▸ Aim of the exercise
Gather from the listing below each line that includes the word "tenutachianchizza", and copy it.

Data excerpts
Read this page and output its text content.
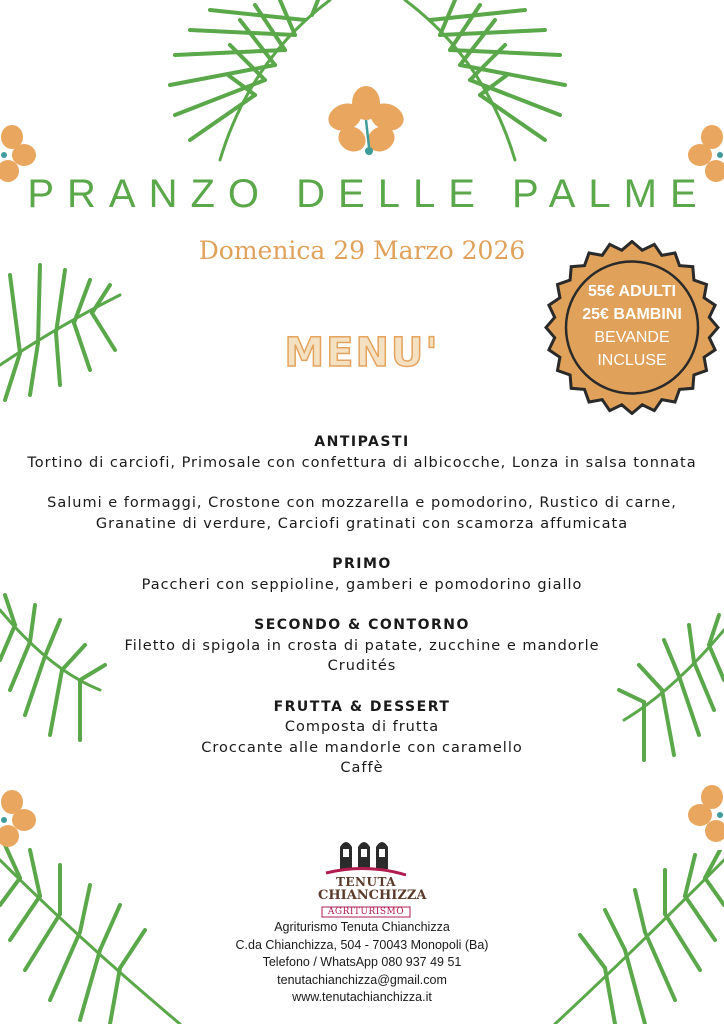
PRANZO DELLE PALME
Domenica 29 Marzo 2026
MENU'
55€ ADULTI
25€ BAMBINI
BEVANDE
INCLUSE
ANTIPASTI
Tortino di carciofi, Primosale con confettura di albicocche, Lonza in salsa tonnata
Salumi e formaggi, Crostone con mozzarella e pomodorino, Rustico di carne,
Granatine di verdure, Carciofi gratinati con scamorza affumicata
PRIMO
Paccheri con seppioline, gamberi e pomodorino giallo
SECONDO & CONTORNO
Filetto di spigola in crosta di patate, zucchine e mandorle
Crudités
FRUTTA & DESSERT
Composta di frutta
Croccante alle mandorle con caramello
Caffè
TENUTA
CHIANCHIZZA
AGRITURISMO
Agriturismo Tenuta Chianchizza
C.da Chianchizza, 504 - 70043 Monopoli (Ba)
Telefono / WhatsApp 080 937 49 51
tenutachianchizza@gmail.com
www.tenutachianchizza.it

* * *

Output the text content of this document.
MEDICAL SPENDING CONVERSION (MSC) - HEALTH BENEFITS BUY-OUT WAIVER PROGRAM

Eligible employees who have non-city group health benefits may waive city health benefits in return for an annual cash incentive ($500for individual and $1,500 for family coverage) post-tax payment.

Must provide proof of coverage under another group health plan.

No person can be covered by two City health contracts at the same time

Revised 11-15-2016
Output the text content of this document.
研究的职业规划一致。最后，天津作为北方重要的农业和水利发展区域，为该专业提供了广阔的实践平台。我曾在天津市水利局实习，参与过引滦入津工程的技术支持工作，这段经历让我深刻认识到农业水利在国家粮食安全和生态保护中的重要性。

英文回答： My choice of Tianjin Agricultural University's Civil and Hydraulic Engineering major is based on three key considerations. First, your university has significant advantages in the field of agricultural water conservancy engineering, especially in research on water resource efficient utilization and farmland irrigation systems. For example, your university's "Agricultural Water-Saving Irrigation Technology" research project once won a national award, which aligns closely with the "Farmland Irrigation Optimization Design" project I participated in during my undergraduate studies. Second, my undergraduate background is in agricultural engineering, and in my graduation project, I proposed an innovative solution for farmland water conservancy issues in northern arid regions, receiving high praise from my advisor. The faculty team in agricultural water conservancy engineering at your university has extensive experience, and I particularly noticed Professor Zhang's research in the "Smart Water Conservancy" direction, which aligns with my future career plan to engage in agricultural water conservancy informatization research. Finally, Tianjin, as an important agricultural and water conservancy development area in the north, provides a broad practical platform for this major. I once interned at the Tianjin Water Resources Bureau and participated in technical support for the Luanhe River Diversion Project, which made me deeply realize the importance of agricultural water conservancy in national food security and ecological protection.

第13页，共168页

▸ Result of this exercise
tenutachianchizza@gmail.com
www.tenutachianchizza.it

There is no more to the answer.